PROBLEM - Can you reproduce every line of the listing below, character for character, without changing anything?

EXERCISE INPUTS -
_ _ _ _ _

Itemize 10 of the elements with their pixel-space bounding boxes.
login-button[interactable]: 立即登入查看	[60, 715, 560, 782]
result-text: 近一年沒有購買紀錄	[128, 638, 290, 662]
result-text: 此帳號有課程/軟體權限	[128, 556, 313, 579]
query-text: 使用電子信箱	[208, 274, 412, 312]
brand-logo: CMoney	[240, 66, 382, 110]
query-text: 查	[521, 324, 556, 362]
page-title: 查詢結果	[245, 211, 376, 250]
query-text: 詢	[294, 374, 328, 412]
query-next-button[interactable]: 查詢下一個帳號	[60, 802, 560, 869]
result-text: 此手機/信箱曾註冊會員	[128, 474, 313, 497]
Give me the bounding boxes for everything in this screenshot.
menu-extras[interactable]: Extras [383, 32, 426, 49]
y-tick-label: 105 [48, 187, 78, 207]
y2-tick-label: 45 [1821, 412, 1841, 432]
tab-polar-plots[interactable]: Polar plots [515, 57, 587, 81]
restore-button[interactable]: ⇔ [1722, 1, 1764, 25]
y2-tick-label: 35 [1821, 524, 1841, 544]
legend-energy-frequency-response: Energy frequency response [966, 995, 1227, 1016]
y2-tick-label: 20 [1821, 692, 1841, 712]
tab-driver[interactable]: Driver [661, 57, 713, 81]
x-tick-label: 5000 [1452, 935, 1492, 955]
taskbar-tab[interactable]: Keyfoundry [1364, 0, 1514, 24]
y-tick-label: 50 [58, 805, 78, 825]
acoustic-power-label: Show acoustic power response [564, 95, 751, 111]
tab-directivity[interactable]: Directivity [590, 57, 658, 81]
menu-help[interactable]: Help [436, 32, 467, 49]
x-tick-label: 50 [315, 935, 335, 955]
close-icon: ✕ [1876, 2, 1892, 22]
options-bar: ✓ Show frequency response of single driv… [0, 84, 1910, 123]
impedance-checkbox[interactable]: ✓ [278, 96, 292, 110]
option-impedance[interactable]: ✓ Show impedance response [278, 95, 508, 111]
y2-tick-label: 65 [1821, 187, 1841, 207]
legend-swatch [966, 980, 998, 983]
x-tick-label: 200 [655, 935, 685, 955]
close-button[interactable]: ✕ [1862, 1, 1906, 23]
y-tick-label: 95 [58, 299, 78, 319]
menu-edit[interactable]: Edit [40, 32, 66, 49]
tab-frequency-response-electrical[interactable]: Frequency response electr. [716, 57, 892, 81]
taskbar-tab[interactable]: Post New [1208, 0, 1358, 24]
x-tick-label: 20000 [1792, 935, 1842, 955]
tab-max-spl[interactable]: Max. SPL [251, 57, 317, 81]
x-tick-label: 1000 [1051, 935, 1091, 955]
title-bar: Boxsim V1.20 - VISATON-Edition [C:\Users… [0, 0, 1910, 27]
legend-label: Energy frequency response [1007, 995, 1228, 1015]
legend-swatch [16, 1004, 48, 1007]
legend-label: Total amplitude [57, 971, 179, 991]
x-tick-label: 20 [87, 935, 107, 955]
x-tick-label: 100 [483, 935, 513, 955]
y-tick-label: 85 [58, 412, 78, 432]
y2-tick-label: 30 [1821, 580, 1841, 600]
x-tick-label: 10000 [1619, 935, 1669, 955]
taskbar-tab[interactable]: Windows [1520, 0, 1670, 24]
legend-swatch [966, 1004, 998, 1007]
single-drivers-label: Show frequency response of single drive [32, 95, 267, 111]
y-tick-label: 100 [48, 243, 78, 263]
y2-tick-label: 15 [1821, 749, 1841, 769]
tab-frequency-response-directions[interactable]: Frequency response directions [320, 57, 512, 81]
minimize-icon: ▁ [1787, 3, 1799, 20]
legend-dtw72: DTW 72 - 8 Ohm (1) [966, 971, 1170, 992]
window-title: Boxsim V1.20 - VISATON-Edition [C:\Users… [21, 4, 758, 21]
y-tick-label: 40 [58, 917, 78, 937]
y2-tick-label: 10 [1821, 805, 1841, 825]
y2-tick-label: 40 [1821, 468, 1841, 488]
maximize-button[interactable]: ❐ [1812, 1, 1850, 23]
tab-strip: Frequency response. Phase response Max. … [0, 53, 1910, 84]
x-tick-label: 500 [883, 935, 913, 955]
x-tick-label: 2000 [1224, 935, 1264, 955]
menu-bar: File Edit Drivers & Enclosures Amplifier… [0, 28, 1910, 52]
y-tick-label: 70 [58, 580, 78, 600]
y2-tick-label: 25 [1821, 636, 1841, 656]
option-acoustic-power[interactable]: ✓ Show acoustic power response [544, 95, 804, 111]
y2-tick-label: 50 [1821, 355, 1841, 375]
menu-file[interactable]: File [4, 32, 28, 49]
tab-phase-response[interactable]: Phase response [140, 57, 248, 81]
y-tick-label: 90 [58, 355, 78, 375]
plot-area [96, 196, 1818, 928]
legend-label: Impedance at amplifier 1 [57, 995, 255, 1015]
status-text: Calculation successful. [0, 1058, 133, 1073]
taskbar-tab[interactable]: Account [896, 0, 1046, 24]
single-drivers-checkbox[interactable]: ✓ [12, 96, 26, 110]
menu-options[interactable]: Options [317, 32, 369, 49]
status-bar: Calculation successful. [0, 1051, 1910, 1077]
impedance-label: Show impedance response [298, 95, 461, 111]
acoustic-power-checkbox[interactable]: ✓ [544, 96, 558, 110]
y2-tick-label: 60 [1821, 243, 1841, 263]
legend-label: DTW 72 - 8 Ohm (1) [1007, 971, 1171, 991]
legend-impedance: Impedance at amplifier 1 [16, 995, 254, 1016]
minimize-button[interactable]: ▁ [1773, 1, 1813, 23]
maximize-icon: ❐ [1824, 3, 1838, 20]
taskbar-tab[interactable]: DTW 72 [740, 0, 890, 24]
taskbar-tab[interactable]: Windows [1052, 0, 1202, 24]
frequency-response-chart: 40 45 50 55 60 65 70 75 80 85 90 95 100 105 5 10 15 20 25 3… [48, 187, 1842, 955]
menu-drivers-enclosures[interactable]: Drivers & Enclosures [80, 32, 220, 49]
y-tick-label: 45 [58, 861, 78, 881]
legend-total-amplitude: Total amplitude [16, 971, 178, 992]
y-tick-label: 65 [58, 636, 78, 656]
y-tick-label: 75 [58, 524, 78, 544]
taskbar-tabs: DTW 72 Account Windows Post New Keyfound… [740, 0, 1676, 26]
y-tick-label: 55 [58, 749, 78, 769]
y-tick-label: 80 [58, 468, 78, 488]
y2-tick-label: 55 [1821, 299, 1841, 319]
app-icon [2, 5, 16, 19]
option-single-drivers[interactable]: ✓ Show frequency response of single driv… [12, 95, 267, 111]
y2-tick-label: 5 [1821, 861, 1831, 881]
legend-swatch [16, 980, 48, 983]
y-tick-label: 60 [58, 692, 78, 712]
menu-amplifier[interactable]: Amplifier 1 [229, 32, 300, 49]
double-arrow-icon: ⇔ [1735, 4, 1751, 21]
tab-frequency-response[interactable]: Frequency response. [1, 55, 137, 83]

_ _ _ _ _

TASK ANSWER -
Itemize 10 of the elements with their pixel-space bounding boxes.
login-button[interactable]: 立即登入查看	[60, 715, 560, 782]
result-text: 近一年沒有購買紀錄	[128, 638, 290, 662]
result-text: 此帳號有課程/軟體權限	[128, 556, 313, 579]
query-text: 使用電子信箱	[208, 274, 412, 312]
brand-logo: CMoney	[240, 66, 382, 110]
query-text: 查	[521, 324, 556, 362]
page-title: 查詢結果	[245, 211, 376, 250]
query-text: 詢	[294, 374, 328, 412]
query-next-button[interactable]: 查詢下一個帳號	[60, 802, 560, 869]
result-text: 此手機/信箱曾註冊會員	[128, 474, 313, 497]
Give me the bounding boxes for everything in this screenshot.
menu-extras[interactable]: Extras [383, 32, 426, 49]
y-tick-label: 105 [48, 187, 78, 207]
y2-tick-label: 45 [1821, 412, 1841, 432]
tab-polar-plots[interactable]: Polar plots [515, 57, 587, 81]
restore-button[interactable]: ⇔ [1722, 1, 1764, 25]
y2-tick-label: 35 [1821, 524, 1841, 544]
legend-energy-frequency-response: Energy frequency response [966, 995, 1227, 1016]
y2-tick-label: 20 [1821, 692, 1841, 712]
tab-driver[interactable]: Driver [661, 57, 713, 81]
x-tick-label: 5000 [1452, 935, 1492, 955]
taskbar-tab[interactable]: Keyfoundry [1364, 0, 1514, 24]
y-tick-label: 50 [58, 805, 78, 825]
acoustic-power-label: Show acoustic power response [564, 95, 751, 111]
tab-directivity[interactable]: Directivity [590, 57, 658, 81]
menu-help[interactable]: Help [436, 32, 467, 49]
x-tick-label: 50 [315, 935, 335, 955]
close-icon: ✕ [1876, 2, 1892, 22]
options-bar: ✓ Show frequency response of single driv… [0, 84, 1910, 123]
impedance-checkbox[interactable]: ✓ [278, 96, 292, 110]
option-impedance[interactable]: ✓ Show impedance response [278, 95, 508, 111]
y2-tick-label: 65 [1821, 187, 1841, 207]
legend-swatch [966, 980, 998, 983]
x-tick-label: 200 [655, 935, 685, 955]
close-button[interactable]: ✕ [1862, 1, 1906, 23]
y-tick-label: 95 [58, 299, 78, 319]
menu-edit[interactable]: Edit [40, 32, 66, 49]
tab-frequency-response-electrical[interactable]: Frequency response electr. [716, 57, 892, 81]
taskbar-tab[interactable]: Post New [1208, 0, 1358, 24]
x-tick-label: 20000 [1792, 935, 1842, 955]
tab-max-spl[interactable]: Max. SPL [251, 57, 317, 81]
x-tick-label: 1000 [1051, 935, 1091, 955]
title-bar: Boxsim V1.20 - VISATON-Edition [C:\Users… [0, 0, 1910, 27]
legend-label: Energy frequency response [1007, 995, 1228, 1015]
legend-swatch [16, 1004, 48, 1007]
legend-label: Total amplitude [57, 971, 179, 991]
x-tick-label: 20 [87, 935, 107, 955]
x-tick-label: 100 [483, 935, 513, 955]
y-tick-label: 85 [58, 412, 78, 432]
y2-tick-label: 30 [1821, 580, 1841, 600]
x-tick-label: 10000 [1619, 935, 1669, 955]
taskbar-tab[interactable]: Windows [1520, 0, 1670, 24]
legend-swatch [966, 1004, 998, 1007]
single-drivers-label: Show frequency response of single drive [32, 95, 267, 111]
y-tick-label: 100 [48, 243, 78, 263]
y2-tick-label: 15 [1821, 749, 1841, 769]
tab-frequency-response-directions[interactable]: Frequency response directions [320, 57, 512, 81]
minimize-icon: ▁ [1787, 3, 1799, 20]
legend-dtw72: DTW 72 - 8 Ohm (1) [966, 971, 1170, 992]
window-title: Boxsim V1.20 - VISATON-Edition [C:\Users… [21, 4, 758, 21]
y-tick-label: 40 [58, 917, 78, 937]
y2-tick-label: 10 [1821, 805, 1841, 825]
y2-tick-label: 40 [1821, 468, 1841, 488]
maximize-button[interactable]: ❐ [1812, 1, 1850, 23]
tab-strip: Frequency response. Phase response Max. … [0, 53, 1910, 84]
x-tick-label: 500 [883, 935, 913, 955]
x-tick-label: 2000 [1224, 935, 1264, 955]
menu-bar: File Edit Drivers & Enclosures Amplifier… [0, 28, 1910, 52]
y-tick-label: 70 [58, 580, 78, 600]
y2-tick-label: 25 [1821, 636, 1841, 656]
option-acoustic-power[interactable]: ✓ Show acoustic power response [544, 95, 804, 111]
y2-tick-label: 50 [1821, 355, 1841, 375]
menu-file[interactable]: File [4, 32, 28, 49]
tab-phase-response[interactable]: Phase response [140, 57, 248, 81]
y-tick-label: 90 [58, 355, 78, 375]
plot-area [96, 196, 1818, 928]
legend-label: Impedance at amplifier 1 [57, 995, 255, 1015]
status-text: Calculation successful. [0, 1058, 133, 1073]
taskbar-tab[interactable]: Account [896, 0, 1046, 24]
single-drivers-checkbox[interactable]: ✓ [12, 96, 26, 110]
menu-options[interactable]: Options [317, 32, 369, 49]
status-bar: Calculation successful. [0, 1051, 1910, 1077]
impedance-label: Show impedance response [298, 95, 461, 111]
acoustic-power-checkbox[interactable]: ✓ [544, 96, 558, 110]
y2-tick-label: 60 [1821, 243, 1841, 263]
legend-label: DTW 72 - 8 Ohm (1) [1007, 971, 1171, 991]
legend-impedance: Impedance at amplifier 1 [16, 995, 254, 1016]
minimize-button[interactable]: ▁ [1773, 1, 1813, 23]
maximize-icon: ❐ [1824, 3, 1838, 20]
taskbar-tab[interactable]: DTW 72 [740, 0, 890, 24]
taskbar-tab[interactable]: Windows [1052, 0, 1202, 24]
frequency-response-chart: 40 45 50 55 60 65 70 75 80 85 90 95 100 105 5 10 15 20 25 3… [48, 187, 1842, 955]
menu-drivers-enclosures[interactable]: Drivers & Enclosures [80, 32, 220, 49]
y-tick-label: 45 [58, 861, 78, 881]
legend-total-amplitude: Total amplitude [16, 971, 178, 992]
y-tick-label: 65 [58, 636, 78, 656]
y-tick-label: 75 [58, 524, 78, 544]
taskbar-tabs: DTW 72 Account Windows Post New Keyfound… [740, 0, 1676, 26]
y-tick-label: 55 [58, 749, 78, 769]
y-tick-label: 80 [58, 468, 78, 488]
y2-tick-label: 55 [1821, 299, 1841, 319]
app-icon [2, 5, 16, 19]
option-single-drivers[interactable]: ✓ Show frequency response of single driv… [12, 95, 267, 111]
y2-tick-label: 5 [1821, 861, 1831, 881]
legend-swatch [16, 980, 48, 983]
y-tick-label: 60 [58, 692, 78, 712]
menu-amplifier[interactable]: Amplifier 1 [229, 32, 300, 49]
double-arrow-icon: ⇔ [1735, 4, 1751, 21]
tab-frequency-response[interactable]: Frequency response. [1, 55, 137, 83]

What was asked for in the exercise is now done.